*WHAT IS EXPECTED*
Type out the records that follow, exactly as given.
=== DATA RECORDS ===
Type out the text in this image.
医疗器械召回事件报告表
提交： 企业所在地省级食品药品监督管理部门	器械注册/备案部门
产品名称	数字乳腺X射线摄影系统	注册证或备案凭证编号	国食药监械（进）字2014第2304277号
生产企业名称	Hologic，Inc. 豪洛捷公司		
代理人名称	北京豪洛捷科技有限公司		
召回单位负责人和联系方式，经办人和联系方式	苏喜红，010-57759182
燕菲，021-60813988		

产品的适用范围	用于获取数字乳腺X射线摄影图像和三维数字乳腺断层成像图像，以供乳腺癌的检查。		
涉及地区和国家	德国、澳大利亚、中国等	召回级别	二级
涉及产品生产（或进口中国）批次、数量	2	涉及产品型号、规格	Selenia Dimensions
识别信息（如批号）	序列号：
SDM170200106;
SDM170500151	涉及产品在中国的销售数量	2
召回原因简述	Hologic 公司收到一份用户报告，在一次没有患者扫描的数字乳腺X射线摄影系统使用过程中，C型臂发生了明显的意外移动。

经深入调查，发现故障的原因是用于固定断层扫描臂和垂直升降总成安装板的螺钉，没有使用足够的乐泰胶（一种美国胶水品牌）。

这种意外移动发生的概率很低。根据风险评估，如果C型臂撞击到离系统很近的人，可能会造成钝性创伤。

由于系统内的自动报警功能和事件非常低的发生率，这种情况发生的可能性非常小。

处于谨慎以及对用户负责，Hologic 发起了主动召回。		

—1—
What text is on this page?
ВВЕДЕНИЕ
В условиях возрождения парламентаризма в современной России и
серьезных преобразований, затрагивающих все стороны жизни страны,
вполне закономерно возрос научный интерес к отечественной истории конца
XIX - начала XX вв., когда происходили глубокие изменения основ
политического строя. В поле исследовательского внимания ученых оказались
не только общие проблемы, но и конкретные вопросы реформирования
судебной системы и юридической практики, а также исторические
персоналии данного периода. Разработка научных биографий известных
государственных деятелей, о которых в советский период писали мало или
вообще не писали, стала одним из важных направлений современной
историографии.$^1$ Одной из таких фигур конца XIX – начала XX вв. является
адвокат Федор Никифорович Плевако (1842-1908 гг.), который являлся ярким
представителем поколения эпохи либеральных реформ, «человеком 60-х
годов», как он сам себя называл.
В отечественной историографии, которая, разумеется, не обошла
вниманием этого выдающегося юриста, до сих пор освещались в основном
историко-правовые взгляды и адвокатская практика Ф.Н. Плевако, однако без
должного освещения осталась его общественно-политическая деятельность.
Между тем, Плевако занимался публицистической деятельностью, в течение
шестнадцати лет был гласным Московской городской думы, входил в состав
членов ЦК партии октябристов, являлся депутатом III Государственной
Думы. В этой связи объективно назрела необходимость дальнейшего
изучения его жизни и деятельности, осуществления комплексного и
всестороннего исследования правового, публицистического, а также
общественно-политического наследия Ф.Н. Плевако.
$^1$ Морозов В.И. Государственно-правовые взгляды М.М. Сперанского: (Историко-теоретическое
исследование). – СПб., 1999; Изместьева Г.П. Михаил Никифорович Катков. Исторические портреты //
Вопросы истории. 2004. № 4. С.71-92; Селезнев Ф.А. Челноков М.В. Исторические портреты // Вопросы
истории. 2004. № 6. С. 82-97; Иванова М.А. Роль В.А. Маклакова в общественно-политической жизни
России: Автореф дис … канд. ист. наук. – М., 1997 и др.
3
===
*ANSWER FOR THIS EXERCISE*
Type out the text in this image.
医疗器械召回事件报告表
提交： 企业所在地省级食品药品监督管理部门	器械注册/备案部门
产品名称	数字乳腺X射线摄影系统	注册证或备案凭证编号	国食药监械（进）字2014第2304277号
生产企业名称	Hologic，Inc. 豪洛捷公司		
代理人名称	北京豪洛捷科技有限公司		
召回单位负责人和联系方式，经办人和联系方式	苏喜红，010-57759182
燕菲，021-60813988		

产品的适用范围	用于获取数字乳腺X射线摄影图像和三维数字乳腺断层成像图像，以供乳腺癌的检查。		
涉及地区和国家	德国、澳大利亚、中国等	召回级别	二级
涉及产品生产（或进口中国）批次、数量	2	涉及产品型号、规格	Selenia Dimensions
识别信息（如批号）	序列号：
SDM170200106;
SDM170500151	涉及产品在中国的销售数量	2
召回原因简述	Hologic 公司收到一份用户报告，在一次没有患者扫描的数字乳腺X射线摄影系统使用过程中，C型臂发生了明显的意外移动。

经深入调查，发现故障的原因是用于固定断层扫描臂和垂直升降总成安装板的螺钉，没有使用足够的乐泰胶（一种美国胶水品牌）。

这种意外移动发生的概率很低。根据风险评估，如果C型臂撞击到离系统很近的人，可能会造成钝性创伤。

由于系统内的自动报警功能和事件非常低的发生率，这种情况发生的可能性非常小。

处于谨慎以及对用户负责，Hologic 发起了主动召回。		

—1—
What text is on this page?
ВВЕДЕНИЕ
В условиях возрождения парламентаризма в современной России и
серьезных преобразований, затрагивающих все стороны жизни страны,
вполне закономерно возрос научный интерес к отечественной истории конца
XIX - начала XX вв., когда происходили глубокие изменения основ
политического строя. В поле исследовательского внимания ученых оказались
не только общие проблемы, но и конкретные вопросы реформирования
судебной системы и юридической практики, а также исторические
персоналии данного периода. Разработка научных биографий известных
государственных деятелей, о которых в советский период писали мало или
вообще не писали, стала одним из важных направлений современной
историографии.$^1$ Одной из таких фигур конца XIX – начала XX вв. является
адвокат Федор Никифорович Плевако (1842-1908 гг.), который являлся ярким
представителем поколения эпохи либеральных реформ, «человеком 60-х
годов», как он сам себя называл.
В отечественной историографии, которая, разумеется, не обошла
вниманием этого выдающегося юриста, до сих пор освещались в основном
историко-правовые взгляды и адвокатская практика Ф.Н. Плевако, однако без
должного освещения осталась его общественно-политическая деятельность.
Между тем, Плевако занимался публицистической деятельностью, в течение
шестнадцати лет был гласным Московской городской думы, входил в состав
членов ЦК партии октябристов, являлся депутатом III Государственной
Думы. В этой связи объективно назрела необходимость дальнейшего
изучения его жизни и деятельности, осуществления комплексного и
всестороннего исследования правового, публицистического, а также
общественно-политического наследия Ф.Н. Плевако.
$^1$ Морозов В.И. Государственно-правовые взгляды М.М. Сперанского: (Историко-теоретическое
исследование). – СПб., 1999; Изместьева Г.П. Михаил Никифорович Катков. Исторические портреты //
Вопросы истории. 2004. № 4. С.71-92; Селезнев Ф.А. Челноков М.В. Исторические портреты // Вопросы
истории. 2004. № 6. С. 82-97; Иванова М.А. Роль В.А. Маклакова в общественно-политической жизни
России: Автореф дис … канд. ист. наук. – М., 1997 и др.
3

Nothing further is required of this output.